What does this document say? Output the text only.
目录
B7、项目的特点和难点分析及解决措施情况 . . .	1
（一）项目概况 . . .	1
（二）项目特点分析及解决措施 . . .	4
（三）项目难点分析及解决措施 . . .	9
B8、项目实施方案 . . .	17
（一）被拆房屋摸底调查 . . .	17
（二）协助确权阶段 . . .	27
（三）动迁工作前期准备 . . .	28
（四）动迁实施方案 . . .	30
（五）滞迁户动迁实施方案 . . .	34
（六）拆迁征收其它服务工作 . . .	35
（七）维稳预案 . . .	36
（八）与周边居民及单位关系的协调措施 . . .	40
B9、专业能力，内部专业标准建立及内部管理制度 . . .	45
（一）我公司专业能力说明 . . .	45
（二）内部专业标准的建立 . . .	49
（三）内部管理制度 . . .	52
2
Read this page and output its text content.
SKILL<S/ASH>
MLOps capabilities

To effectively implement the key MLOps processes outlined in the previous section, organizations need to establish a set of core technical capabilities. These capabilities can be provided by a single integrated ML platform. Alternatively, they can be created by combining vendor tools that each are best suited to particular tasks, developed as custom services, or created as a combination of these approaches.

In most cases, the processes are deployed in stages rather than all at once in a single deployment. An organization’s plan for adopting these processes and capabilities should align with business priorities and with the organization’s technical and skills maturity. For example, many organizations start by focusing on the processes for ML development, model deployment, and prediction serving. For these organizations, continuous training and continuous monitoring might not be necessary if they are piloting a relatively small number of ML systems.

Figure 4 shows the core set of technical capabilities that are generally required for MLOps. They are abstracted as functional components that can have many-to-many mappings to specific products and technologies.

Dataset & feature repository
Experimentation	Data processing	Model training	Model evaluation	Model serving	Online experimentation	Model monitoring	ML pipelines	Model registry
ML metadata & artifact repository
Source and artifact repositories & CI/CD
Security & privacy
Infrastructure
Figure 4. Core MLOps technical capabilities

************

| WRITTEN INSTRUCTION |
Show every line where the string "capabilities" appears.

| RESPONSE TO THIS TASK |
MLOps capabilities
To effectively implement the key MLOps processes outlined in the previous section, organizations need to establish a set of core technical capabilities. These capabilities can be provided by a single integrated ML platform. Alternatively, they can be created by combining vendor tools that each are best suited to particular tasks, developed as custom services, or created as a combination of these approaches.
In most cases, the processes are deployed in stages rather than all at once in a single deployment. An organization’s plan for adopting these processes and capabilities should align with business priorities and with the organization’s technical and skills maturity. For example, many organizations start by focusing on the processes for ML development, model deployment, and prediction serving. For these organizations, continuous training and continuous monitoring might not be necessary if they are piloting a relatively small number of ML systems.
Figure 4 shows the core set of technical capabilities that are generally required for MLOps. They are abstracted as functional components that can have many-to-many mappings to specific products and technologies.
Figure 4. Core MLOps technical capabilities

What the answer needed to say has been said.